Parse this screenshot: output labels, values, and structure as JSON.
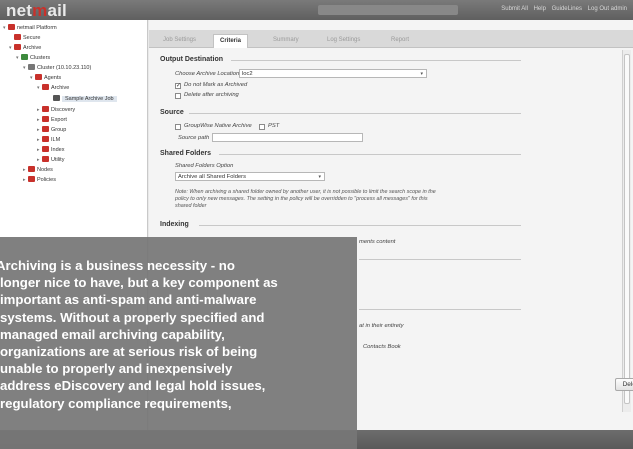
{
  "app": {
    "logo_main": "net",
    "logo_accent": "m",
    "logo_tail": "ail",
    "top_links": [
      "Submit All",
      "Help",
      "GuideLines",
      "Log Out admin"
    ]
  },
  "tree": [
    {
      "label": "netmail Platform",
      "icon": "platform-icon",
      "color": "#c8312b"
    },
    {
      "label": "Secure",
      "icon": "secure-icon",
      "color": "#c8312b"
    },
    {
      "label": "Archive",
      "icon": "archive-icon",
      "color": "#c8312b"
    },
    {
      "label": "Clusters",
      "icon": "clusters-icon",
      "color": "#3d8a3d"
    },
    {
      "label": "Cluster (10.10.23.110)",
      "icon": "cluster-icon",
      "color": "#777777"
    },
    {
      "label": "Agents",
      "icon": "agents-icon",
      "color": "#c8312b"
    },
    {
      "label": "Archive",
      "icon": "archive-agent-icon",
      "color": "#c8312b"
    },
    {
      "label": "Sample Archive Job",
      "icon": "job-icon",
      "color": "#555555"
    },
    {
      "label": "Discovery",
      "icon": "discovery-icon",
      "color": "#c8312b"
    },
    {
      "label": "Export",
      "icon": "export-icon",
      "color": "#c8312b"
    },
    {
      "label": "Group",
      "icon": "group-icon",
      "color": "#c8312b"
    },
    {
      "label": "ILM",
      "icon": "ilm-icon",
      "color": "#c8312b"
    },
    {
      "label": "Index",
      "icon": "index-icon",
      "color": "#c8312b"
    },
    {
      "label": "Utility",
      "icon": "utility-icon",
      "color": "#c8312b"
    },
    {
      "label": "Nodes",
      "icon": "nodes-icon",
      "color": "#c8312b"
    },
    {
      "label": "Policies",
      "icon": "policies-icon",
      "color": "#c8312b"
    }
  ],
  "tabs": [
    "Job Settings",
    "Criteria",
    "Summary",
    "Log Settings",
    "Report"
  ],
  "form": {
    "output_title": "Output Destination",
    "archive_location_label": "Choose Archive Location",
    "archive_location_value": "loc2",
    "do_not_mark_label": "Do not Mark as Archived",
    "delete_after_label": "Delete after archiving",
    "source_title": "Source",
    "groupwise_label": "GroupWise Native Archive",
    "pst_label": "PST",
    "source_path_label": "Source path",
    "shared_title": "Shared Folders",
    "shared_option_label": "Shared Folders Option",
    "shared_option_value": "Archive all Shared Folders",
    "note_text": "Note: When archiving a shared folder owned by another user, it is not possible to limit the search scope in the\npolicy to only new messages. The setting in the policy will be overridden to \"process all messages\" for this\nshared folder",
    "indexing_title": "Indexing",
    "attachments_fragment": "ments content",
    "entirety_fragment": "at in their entirety",
    "contacts_fragment": "Contacts Book"
  },
  "buttons": {
    "delete_label": "Delete"
  },
  "quote": {
    "text": "Archiving is a business necessity - no\nlonger nice to have, but a key component as\nimportant as anti-spam and anti-malware\nsystems. Without a properly specified and\nmanaged email archiving capability,\norganizations are at serious risk of being\nunable to properly and inexpensively\naddress eDiscovery and legal hold issues,\nregulatory compliance requirements,"
  }
}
------------
* [WORK TO DO]: What you return should match the records above word for word, minus the pictures.

* [REPLY]:
Parse this screenshot: output labels, values, and structure as JSON.
{
  "app": {
    "logo_main": "net",
    "logo_accent": "m",
    "logo_tail": "ail",
    "top_links": [
      "Submit All",
      "Help",
      "GuideLines",
      "Log Out admin"
    ]
  },
  "tree": [
    {
      "label": "netmail Platform",
      "icon": "platform-icon",
      "color": "#c8312b"
    },
    {
      "label": "Secure",
      "icon": "secure-icon",
      "color": "#c8312b"
    },
    {
      "label": "Archive",
      "icon": "archive-icon",
      "color": "#c8312b"
    },
    {
      "label": "Clusters",
      "icon": "clusters-icon",
      "color": "#3d8a3d"
    },
    {
      "label": "Cluster (10.10.23.110)",
      "icon": "cluster-icon",
      "color": "#777777"
    },
    {
      "label": "Agents",
      "icon": "agents-icon",
      "color": "#c8312b"
    },
    {
      "label": "Archive",
      "icon": "archive-agent-icon",
      "color": "#c8312b"
    },
    {
      "label": "Sample Archive Job",
      "icon": "job-icon",
      "color": "#555555"
    },
    {
      "label": "Discovery",
      "icon": "discovery-icon",
      "color": "#c8312b"
    },
    {
      "label": "Export",
      "icon": "export-icon",
      "color": "#c8312b"
    },
    {
      "label": "Group",
      "icon": "group-icon",
      "color": "#c8312b"
    },
    {
      "label": "ILM",
      "icon": "ilm-icon",
      "color": "#c8312b"
    },
    {
      "label": "Index",
      "icon": "index-icon",
      "color": "#c8312b"
    },
    {
      "label": "Utility",
      "icon": "utility-icon",
      "color": "#c8312b"
    },
    {
      "label": "Nodes",
      "icon": "nodes-icon",
      "color": "#c8312b"
    },
    {
      "label": "Policies",
      "icon": "policies-icon",
      "color": "#c8312b"
    }
  ],
  "tabs": [
    "Job Settings",
    "Criteria",
    "Summary",
    "Log Settings",
    "Report"
  ],
  "form": {
    "output_title": "Output Destination",
    "archive_location_label": "Choose Archive Location",
    "archive_location_value": "loc2",
    "do_not_mark_label": "Do not Mark as Archived",
    "delete_after_label": "Delete after archiving",
    "source_title": "Source",
    "groupwise_label": "GroupWise Native Archive",
    "pst_label": "PST",
    "source_path_label": "Source path",
    "shared_title": "Shared Folders",
    "shared_option_label": "Shared Folders Option",
    "shared_option_value": "Archive all Shared Folders",
    "note_text": "Note: When archiving a shared folder owned by another user, it is not possible to limit the search scope in the\npolicy to only new messages. The setting in the policy will be overridden to \"process all messages\" for this\nshared folder",
    "indexing_title": "Indexing",
    "attachments_fragment": "ments content",
    "entirety_fragment": "at in their entirety",
    "contacts_fragment": "Contacts Book"
  },
  "buttons": {
    "delete_label": "Delete"
  },
  "quote": {
    "text": "Archiving is a business necessity - no\nlonger nice to have, but a key component as\nimportant as anti-spam and anti-malware\nsystems. Without a properly specified and\nmanaged email archiving capability,\norganizations are at serious risk of being\nunable to properly and inexpensively\naddress eDiscovery and legal hold issues,\nregulatory compliance requirements,"
  }
}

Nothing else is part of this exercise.